Information supplied:
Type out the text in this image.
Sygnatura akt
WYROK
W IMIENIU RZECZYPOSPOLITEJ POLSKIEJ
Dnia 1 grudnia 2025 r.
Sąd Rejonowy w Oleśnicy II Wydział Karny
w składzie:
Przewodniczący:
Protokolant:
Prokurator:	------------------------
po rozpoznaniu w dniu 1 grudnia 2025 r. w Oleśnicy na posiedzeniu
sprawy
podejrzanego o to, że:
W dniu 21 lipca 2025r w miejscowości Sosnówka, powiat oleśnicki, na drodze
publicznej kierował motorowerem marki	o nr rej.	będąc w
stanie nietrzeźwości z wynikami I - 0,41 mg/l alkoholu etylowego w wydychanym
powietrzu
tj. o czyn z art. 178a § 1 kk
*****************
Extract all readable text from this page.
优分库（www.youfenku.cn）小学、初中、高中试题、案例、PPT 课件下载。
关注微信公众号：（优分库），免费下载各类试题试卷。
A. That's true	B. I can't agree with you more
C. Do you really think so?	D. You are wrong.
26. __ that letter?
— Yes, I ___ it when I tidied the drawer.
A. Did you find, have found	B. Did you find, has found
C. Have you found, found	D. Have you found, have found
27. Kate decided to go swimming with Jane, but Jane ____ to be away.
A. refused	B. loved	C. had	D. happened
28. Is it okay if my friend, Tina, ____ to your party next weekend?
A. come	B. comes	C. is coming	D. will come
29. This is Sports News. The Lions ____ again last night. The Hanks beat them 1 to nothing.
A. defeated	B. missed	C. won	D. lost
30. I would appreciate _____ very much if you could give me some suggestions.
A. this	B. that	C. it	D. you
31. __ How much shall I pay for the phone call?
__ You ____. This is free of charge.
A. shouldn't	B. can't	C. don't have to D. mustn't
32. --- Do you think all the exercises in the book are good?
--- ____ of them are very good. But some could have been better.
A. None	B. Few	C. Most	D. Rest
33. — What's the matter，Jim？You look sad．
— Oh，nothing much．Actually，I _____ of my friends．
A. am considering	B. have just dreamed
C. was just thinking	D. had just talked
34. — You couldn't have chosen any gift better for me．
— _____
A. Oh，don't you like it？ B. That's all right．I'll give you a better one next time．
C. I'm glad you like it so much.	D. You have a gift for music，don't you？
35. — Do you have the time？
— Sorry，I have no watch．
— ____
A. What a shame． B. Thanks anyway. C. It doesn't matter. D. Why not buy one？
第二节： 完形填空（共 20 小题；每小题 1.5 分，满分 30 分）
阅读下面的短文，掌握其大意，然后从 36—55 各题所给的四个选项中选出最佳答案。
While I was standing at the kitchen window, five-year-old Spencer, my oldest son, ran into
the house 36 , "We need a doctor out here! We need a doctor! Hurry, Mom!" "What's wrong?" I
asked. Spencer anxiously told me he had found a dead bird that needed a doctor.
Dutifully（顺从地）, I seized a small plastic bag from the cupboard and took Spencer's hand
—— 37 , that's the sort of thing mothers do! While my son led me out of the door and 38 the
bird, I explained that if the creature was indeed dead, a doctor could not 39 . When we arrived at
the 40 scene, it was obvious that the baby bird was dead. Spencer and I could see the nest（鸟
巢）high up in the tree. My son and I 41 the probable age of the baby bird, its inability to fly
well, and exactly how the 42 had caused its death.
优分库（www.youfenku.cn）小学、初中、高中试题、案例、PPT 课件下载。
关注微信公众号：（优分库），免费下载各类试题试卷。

Goal: The answer is one number: how many lines of the material above contain "While".

Exercise answer: 2